◆ Task to complete
Below are some records. Copy every line in them that holds "true".

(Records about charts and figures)
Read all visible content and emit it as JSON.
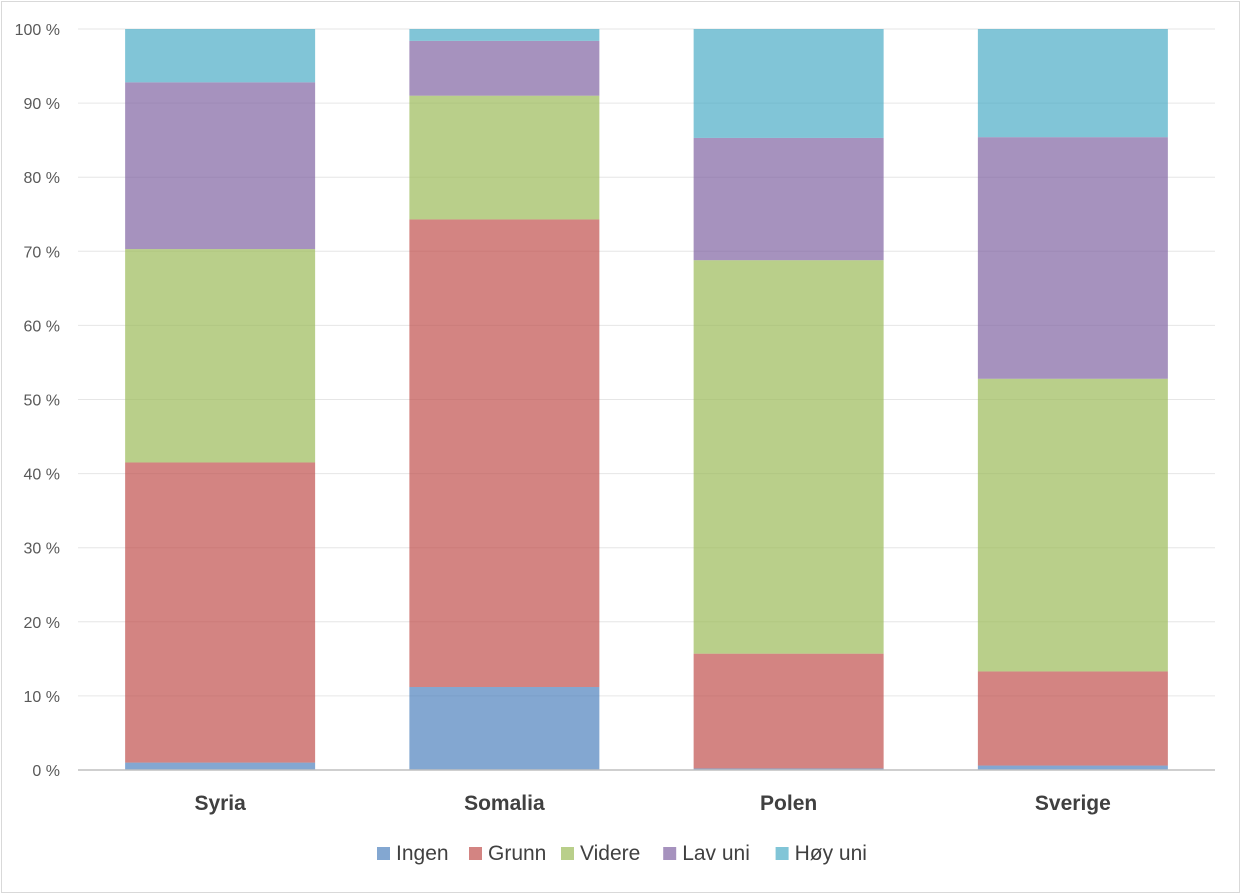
{
  "chart_data": {
    "type": "bar",
    "stacked": true,
    "percent_stacked": true,
    "title": "",
    "xlabel": "",
    "ylabel": "",
    "ylim": [
      0,
      100
    ],
    "yticks": [
      "0 %",
      "10 %",
      "20 %",
      "30 %",
      "40 %",
      "50 %",
      "60 %",
      "70 %",
      "80 %",
      "90 %",
      "100 %"
    ],
    "grid": true,
    "legend_position": "bottom",
    "categories": [
      "Syria",
      "Somalia",
      "Polen",
      "Sverige"
    ],
    "series": [
      {
        "name": "Ingen",
        "color": "#4f81bd",
        "values": [
          1.0,
          11.2,
          0.2,
          0.6
        ]
      },
      {
        "name": "Grunn",
        "color": "#c0504d",
        "values": [
          40.5,
          63.1,
          15.5,
          12.7
        ]
      },
      {
        "name": "Videre",
        "color": "#9bbb59",
        "values": [
          28.8,
          16.7,
          53.1,
          39.5
        ]
      },
      {
        "name": "Lav uni",
        "color": "#8064a2",
        "values": [
          22.5,
          7.4,
          16.5,
          32.6
        ]
      },
      {
        "name": "Høy uni",
        "color": "#4bacc6",
        "values": [
          7.2,
          1.6,
          14.7,
          14.6
        ]
      }
    ]
  }
}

◆ Response to the task
    "stacked": true,
    "percent_stacked": true,
    "grid": true,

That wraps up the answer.